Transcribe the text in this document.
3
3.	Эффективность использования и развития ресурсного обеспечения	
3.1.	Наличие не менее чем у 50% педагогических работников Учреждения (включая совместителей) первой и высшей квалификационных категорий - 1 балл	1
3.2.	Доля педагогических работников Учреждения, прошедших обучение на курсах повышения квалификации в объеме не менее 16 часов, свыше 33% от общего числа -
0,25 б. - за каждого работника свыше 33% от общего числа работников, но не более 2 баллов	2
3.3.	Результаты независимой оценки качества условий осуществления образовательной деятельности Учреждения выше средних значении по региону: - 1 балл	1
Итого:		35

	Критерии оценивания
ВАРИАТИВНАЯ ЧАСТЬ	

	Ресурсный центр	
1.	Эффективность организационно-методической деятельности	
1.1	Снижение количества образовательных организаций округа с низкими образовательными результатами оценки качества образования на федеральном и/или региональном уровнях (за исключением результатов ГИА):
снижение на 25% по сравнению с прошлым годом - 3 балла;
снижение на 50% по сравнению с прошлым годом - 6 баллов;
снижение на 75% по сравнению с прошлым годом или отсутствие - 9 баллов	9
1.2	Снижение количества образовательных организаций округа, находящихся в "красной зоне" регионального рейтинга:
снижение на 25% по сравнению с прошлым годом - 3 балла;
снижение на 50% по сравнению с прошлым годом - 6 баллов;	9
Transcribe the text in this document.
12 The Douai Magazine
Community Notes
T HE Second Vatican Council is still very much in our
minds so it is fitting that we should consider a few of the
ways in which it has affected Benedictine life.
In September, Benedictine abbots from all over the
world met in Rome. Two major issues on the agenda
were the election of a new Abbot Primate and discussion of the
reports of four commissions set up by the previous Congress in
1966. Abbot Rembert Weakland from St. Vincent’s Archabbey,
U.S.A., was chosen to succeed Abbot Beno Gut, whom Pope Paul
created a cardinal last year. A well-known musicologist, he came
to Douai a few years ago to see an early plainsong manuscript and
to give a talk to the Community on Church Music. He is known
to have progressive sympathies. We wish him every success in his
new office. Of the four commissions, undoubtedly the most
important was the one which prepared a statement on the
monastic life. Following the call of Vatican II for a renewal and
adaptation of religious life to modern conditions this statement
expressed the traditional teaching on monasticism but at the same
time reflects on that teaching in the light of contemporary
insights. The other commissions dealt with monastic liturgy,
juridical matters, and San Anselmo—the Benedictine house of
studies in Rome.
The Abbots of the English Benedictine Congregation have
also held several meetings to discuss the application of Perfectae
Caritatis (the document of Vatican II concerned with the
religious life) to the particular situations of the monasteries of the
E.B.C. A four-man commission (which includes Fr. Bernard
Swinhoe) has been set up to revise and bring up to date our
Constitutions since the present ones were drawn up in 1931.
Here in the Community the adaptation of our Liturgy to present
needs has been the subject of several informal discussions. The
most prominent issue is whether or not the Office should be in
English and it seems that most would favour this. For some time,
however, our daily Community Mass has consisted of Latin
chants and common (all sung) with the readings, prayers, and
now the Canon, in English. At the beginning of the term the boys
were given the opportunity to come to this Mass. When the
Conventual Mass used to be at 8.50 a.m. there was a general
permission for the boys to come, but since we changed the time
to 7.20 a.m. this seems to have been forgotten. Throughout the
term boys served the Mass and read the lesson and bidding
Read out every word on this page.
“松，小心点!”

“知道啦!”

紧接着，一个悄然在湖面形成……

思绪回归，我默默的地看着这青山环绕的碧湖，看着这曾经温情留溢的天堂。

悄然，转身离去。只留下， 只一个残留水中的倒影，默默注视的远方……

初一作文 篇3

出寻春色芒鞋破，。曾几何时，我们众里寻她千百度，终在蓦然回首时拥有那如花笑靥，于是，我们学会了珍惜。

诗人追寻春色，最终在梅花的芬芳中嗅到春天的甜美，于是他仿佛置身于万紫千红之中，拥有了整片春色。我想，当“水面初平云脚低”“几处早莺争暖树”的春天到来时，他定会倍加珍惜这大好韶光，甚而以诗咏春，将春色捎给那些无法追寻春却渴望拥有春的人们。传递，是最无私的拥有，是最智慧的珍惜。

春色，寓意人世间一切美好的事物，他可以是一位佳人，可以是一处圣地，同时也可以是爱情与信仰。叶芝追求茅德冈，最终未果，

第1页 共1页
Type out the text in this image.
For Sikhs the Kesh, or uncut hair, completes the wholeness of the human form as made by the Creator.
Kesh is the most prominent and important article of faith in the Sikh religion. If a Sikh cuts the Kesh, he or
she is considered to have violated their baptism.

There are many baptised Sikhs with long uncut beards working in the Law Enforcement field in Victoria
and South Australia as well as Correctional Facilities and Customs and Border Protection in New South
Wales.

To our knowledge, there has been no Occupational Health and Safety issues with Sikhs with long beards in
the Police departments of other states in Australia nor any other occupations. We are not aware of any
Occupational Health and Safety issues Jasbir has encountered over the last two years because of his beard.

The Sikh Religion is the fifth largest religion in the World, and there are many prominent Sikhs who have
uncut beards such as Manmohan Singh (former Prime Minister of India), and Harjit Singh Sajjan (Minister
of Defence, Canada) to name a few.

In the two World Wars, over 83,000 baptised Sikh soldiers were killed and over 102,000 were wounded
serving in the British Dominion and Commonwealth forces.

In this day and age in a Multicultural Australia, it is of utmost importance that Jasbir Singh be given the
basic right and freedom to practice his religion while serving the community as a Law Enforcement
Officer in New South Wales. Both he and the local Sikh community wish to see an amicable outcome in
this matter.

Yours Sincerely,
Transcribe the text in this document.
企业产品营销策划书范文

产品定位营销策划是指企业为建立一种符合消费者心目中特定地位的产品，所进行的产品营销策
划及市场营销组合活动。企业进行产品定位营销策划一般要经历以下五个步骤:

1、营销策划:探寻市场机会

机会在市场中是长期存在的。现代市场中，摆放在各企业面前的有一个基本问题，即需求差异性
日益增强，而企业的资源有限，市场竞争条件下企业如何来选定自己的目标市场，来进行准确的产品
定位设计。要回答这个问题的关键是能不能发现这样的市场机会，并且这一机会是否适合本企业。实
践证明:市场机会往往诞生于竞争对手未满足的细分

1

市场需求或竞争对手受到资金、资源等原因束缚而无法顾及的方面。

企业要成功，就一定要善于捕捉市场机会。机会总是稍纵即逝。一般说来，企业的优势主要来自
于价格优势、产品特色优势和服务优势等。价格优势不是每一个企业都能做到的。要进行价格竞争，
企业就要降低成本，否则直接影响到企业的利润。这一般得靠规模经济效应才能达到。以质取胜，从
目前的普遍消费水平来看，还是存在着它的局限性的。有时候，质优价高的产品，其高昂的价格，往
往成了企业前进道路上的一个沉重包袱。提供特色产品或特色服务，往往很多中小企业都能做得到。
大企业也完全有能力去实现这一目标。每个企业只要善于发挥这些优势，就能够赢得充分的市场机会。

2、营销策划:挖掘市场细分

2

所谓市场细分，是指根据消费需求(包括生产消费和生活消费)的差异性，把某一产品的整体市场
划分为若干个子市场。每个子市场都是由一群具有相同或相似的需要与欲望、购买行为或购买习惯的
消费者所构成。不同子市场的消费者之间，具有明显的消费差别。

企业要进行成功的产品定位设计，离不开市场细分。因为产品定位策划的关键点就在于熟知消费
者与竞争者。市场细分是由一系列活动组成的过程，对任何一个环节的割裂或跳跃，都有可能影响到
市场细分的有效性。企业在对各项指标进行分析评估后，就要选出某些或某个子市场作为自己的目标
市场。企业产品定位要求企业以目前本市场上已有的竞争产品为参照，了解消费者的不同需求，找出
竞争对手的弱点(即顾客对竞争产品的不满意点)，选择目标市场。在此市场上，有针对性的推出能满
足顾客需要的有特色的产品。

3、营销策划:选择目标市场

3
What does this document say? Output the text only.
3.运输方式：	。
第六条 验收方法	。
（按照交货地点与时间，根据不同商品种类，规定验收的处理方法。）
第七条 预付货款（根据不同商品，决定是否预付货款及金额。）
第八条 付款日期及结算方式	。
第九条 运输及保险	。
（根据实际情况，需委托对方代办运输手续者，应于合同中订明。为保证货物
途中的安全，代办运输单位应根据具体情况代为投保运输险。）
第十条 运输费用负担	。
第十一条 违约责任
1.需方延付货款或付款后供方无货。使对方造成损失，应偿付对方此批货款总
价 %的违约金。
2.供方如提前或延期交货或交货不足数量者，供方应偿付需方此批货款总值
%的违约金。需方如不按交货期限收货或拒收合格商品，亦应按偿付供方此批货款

Exercise —
From the listing above, copy every line that holds the string "four".

Answer below —
reports of four commissions set up by the previous Congress in
new office. Of the four commissions, undoubtedly the most
E.B.C. A four-man commission (which includes Fr. Bernard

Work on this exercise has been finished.